== What you will do ==
Within the material below, find each line bearing the word "κατοίκους" and present it.

** Start of Data extract **

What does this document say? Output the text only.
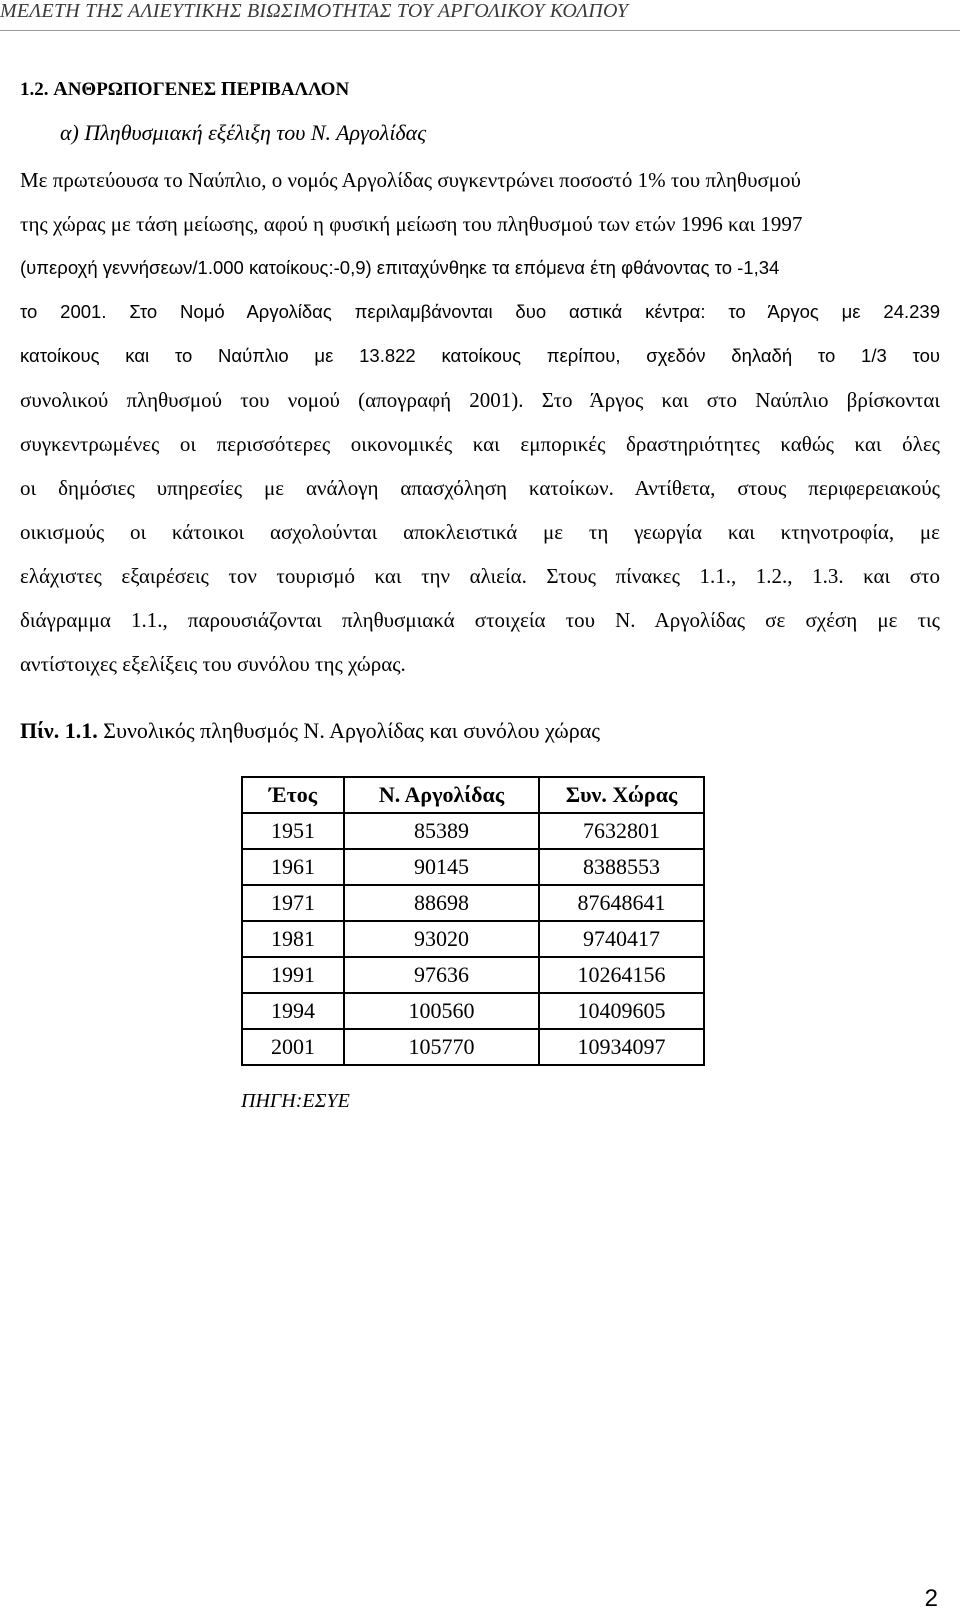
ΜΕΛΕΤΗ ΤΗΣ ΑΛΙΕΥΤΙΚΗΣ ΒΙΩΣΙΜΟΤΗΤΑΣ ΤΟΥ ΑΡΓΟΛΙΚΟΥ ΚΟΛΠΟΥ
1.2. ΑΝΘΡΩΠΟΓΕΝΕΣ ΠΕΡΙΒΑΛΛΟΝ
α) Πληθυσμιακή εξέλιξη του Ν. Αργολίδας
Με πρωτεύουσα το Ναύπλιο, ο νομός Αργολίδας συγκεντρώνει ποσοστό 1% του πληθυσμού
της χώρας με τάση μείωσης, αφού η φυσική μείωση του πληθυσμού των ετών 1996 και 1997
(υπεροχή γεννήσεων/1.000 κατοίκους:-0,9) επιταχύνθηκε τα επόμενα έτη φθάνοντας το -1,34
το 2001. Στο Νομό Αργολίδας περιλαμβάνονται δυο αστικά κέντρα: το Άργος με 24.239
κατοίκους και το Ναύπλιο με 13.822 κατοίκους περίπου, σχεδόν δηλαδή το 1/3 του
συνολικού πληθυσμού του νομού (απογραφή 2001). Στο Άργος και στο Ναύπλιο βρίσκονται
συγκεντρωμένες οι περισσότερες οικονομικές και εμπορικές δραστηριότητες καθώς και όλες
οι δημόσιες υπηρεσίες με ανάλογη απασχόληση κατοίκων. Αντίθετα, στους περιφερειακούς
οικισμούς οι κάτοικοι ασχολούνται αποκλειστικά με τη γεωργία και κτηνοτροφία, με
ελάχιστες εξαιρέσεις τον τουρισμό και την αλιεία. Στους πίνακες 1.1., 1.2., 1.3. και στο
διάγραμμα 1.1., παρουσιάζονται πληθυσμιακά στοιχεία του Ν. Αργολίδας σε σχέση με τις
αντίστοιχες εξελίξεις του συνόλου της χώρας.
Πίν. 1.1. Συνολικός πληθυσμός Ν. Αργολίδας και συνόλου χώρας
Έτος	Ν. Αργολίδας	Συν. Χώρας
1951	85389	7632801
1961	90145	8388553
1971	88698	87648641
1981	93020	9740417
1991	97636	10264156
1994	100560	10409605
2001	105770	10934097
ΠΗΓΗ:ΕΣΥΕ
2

** End of Data extract **

== Answer in full ==
(υπεροχή γεννήσεων/1.000 κατοίκους:-0,9) επιταχύνθηκε τα επόμενα έτη φθάνοντας το -1,34
κατοίκους και το Ναύπλιο με 13.822 κατοίκους περίπου, σχεδόν δηλαδή το 1/3 του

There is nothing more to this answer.